### Your task
Take the line that contains "What's the underlying" as the first line and the last line of the material below as the final one; reproduce exactly the lines between, inclusive.

### Raw data
[Begin]

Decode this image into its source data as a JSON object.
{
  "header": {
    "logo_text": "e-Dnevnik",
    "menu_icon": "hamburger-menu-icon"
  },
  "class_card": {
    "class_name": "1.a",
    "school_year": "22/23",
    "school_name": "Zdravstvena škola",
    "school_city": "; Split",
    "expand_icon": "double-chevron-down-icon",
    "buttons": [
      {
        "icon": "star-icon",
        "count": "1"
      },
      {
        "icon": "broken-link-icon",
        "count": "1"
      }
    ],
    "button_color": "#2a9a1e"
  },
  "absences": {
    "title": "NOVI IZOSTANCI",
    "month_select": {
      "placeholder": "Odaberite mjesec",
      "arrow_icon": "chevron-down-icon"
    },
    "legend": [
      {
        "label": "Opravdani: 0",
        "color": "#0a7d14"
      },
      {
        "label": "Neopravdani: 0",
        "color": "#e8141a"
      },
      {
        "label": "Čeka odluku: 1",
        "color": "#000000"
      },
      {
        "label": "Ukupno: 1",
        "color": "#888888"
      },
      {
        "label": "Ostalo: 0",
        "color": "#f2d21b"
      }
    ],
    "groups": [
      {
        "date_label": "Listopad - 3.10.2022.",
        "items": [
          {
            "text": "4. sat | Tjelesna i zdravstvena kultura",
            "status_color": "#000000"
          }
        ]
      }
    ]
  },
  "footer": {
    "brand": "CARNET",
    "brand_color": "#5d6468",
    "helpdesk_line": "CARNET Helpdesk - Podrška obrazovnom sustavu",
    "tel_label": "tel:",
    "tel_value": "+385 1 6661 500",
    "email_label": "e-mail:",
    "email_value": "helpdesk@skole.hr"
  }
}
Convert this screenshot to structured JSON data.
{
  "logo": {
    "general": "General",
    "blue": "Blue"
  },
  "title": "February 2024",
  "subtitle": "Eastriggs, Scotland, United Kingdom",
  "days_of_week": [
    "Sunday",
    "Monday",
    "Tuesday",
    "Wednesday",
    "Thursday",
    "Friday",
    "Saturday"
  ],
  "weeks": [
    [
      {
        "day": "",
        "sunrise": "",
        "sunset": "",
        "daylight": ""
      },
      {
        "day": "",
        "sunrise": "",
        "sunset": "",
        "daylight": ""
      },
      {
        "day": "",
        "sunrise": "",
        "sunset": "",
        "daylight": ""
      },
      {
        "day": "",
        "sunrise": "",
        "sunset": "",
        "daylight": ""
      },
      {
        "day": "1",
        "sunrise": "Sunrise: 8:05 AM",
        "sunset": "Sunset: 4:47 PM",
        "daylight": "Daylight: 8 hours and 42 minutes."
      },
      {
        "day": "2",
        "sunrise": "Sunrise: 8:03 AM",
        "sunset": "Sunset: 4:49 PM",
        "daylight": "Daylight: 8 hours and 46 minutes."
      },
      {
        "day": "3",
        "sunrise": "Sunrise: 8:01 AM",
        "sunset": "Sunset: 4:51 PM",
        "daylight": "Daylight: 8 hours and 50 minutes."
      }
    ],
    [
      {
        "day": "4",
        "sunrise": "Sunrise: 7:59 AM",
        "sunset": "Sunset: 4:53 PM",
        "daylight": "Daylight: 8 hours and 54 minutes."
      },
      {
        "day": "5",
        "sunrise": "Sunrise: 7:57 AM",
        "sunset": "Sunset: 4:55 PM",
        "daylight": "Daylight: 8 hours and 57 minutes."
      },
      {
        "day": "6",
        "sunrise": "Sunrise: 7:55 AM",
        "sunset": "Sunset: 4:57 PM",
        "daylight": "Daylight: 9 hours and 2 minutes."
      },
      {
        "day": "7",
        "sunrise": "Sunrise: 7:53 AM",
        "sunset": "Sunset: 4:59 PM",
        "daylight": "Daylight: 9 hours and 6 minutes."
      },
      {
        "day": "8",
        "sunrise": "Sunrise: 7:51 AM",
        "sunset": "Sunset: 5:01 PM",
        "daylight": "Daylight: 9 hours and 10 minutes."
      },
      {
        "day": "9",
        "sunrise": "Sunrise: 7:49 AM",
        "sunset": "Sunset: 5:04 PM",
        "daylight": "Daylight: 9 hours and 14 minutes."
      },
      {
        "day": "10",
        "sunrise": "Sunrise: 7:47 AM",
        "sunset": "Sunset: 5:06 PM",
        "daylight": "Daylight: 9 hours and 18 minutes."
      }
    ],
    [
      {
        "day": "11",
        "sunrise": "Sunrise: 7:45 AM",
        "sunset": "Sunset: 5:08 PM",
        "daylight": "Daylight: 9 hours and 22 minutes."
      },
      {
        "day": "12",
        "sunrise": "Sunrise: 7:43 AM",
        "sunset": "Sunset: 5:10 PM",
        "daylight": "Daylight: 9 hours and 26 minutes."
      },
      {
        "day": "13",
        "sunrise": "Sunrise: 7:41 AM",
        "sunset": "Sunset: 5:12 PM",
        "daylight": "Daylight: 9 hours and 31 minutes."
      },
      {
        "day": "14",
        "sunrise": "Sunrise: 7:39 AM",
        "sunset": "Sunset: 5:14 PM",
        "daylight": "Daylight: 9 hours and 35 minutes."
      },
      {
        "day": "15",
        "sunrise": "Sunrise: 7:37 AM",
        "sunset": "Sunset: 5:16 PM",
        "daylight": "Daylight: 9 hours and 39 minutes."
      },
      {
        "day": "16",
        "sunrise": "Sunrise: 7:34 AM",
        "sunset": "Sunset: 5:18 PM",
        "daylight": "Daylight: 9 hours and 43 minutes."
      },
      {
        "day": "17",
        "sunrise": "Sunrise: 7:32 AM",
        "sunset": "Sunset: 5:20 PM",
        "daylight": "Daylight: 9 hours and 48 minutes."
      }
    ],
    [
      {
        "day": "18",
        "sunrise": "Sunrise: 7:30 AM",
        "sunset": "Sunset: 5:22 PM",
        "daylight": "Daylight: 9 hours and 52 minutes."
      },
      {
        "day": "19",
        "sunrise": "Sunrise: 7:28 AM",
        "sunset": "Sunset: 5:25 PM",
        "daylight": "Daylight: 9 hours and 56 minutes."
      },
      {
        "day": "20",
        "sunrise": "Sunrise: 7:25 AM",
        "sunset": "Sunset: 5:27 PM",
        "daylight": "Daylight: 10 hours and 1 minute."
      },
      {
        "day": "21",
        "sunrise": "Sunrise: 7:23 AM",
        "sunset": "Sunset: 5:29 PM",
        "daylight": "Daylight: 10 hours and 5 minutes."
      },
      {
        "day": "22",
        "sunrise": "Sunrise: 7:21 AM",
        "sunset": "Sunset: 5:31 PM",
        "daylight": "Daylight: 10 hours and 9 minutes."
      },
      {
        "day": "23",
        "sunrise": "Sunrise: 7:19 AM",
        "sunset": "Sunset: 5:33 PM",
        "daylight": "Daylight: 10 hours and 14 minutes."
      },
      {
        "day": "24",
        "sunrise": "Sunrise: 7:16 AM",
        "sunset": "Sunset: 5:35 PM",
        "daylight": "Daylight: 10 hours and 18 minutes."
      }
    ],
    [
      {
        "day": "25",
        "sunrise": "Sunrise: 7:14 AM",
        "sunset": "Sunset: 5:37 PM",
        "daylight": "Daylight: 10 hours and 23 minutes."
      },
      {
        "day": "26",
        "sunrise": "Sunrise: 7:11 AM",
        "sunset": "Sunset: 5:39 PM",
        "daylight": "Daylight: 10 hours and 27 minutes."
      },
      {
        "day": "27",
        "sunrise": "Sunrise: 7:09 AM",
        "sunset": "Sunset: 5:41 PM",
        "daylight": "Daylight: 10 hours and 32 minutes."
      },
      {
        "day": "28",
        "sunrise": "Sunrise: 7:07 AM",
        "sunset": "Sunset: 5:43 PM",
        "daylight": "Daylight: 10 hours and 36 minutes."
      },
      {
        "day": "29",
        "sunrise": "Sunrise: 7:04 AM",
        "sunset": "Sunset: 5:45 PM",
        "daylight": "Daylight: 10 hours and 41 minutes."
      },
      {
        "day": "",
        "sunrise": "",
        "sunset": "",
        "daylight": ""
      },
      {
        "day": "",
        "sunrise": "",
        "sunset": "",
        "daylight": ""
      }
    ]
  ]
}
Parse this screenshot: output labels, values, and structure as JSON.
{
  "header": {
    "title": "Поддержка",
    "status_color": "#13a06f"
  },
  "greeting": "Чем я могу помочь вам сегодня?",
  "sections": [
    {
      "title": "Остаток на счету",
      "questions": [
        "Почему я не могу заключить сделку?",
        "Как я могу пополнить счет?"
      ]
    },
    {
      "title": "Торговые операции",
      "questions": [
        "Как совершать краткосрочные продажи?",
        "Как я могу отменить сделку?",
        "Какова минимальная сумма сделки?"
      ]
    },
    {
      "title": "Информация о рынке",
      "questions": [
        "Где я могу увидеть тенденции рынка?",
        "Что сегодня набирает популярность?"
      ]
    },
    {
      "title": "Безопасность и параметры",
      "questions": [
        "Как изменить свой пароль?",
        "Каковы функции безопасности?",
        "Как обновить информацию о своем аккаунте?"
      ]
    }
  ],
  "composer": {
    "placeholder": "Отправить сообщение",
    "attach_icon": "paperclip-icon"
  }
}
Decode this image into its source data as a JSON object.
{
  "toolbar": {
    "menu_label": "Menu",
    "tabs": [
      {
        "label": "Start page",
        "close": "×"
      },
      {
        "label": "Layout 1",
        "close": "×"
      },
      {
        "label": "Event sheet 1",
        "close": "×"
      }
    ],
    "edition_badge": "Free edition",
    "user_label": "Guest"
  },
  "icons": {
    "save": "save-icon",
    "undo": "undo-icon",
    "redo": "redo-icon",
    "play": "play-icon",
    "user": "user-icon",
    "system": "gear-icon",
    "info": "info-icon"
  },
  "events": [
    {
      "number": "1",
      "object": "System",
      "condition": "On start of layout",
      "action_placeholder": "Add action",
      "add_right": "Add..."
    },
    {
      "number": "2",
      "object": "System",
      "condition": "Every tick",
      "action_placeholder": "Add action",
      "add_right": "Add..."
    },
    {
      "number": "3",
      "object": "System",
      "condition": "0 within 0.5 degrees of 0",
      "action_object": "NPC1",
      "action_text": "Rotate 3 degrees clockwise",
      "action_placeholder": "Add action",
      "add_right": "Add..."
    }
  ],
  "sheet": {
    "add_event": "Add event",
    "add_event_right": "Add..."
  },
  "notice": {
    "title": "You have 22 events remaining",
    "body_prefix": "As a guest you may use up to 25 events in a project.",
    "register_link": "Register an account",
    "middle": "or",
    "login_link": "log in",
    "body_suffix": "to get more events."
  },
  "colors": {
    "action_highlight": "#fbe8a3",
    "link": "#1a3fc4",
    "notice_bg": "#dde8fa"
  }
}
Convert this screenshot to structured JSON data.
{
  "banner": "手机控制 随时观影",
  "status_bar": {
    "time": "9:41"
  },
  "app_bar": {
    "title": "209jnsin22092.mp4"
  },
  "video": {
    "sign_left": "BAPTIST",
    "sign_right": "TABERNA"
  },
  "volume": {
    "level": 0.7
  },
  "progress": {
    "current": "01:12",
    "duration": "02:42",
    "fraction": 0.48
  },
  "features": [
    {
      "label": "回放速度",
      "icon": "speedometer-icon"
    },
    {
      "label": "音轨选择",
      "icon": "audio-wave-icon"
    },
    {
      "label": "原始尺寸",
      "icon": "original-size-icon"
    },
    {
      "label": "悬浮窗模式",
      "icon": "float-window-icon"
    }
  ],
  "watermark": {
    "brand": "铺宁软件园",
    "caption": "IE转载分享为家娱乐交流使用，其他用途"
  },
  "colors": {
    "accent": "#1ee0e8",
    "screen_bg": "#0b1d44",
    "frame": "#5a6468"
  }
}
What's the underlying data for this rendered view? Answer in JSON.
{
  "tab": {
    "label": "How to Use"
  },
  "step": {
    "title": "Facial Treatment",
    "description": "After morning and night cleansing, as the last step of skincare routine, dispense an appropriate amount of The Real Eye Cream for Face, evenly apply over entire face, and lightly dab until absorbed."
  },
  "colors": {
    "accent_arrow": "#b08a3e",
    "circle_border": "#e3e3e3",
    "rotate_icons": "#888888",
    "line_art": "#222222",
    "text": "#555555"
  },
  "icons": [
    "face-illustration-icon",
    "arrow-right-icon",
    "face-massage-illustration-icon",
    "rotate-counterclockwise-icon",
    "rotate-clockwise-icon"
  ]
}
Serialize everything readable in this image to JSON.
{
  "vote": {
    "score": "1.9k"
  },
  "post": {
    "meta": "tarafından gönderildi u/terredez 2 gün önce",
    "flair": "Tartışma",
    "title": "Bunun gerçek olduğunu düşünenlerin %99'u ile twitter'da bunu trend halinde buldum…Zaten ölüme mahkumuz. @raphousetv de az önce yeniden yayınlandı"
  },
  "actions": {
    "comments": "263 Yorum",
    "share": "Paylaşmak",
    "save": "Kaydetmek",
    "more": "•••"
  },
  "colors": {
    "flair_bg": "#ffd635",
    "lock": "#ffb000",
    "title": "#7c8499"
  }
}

[End]

### Written solution
What's the underlying data for this rendered view? Answer in JSON.
{
  "tab": {
    "label": "How to Use"
  },
  "step": {
    "title": "Facial Treatment",
    "description": "After morning and night cleansing, as the last step of skincare routine, dispense an appropriate amount of The Real Eye Cream for Face, evenly apply over entire face, and lightly dab until absorbed."
  },
  "colors": {
    "accent_arrow": "#b08a3e",
    "circle_border": "#e3e3e3",
    "rotate_icons": "#888888",
    "line_art": "#222222",
    "text": "#555555"
  },
  "icons": [
    "face-illustration-icon",
    "arrow-right-icon",
    "face-massage-illustration-icon",
    "rotate-counterclockwise-icon",
    "rotate-clockwise-icon"
  ]
}
Serialize everything readable in this image to JSON.
{
  "vote": {
    "score": "1.9k"
  },
  "post": {
    "meta": "tarafından gönderildi u/terredez 2 gün önce",
    "flair": "Tartışma",
    "title": "Bunun gerçek olduğunu düşünenlerin %99'u ile twitter'da bunu trend halinde buldum…Zaten ölüme mahkumuz. @raphousetv de az önce yeniden yayınlandı"
  },
  "actions": {
    "comments": "263 Yorum",
    "share": "Paylaşmak",
    "save": "Kaydetmek",
    "more": "•••"
  },
  "colors": {
    "flair_bg": "#ffd635",
    "lock": "#ffb000",
    "title": "#7c8499"
  }
}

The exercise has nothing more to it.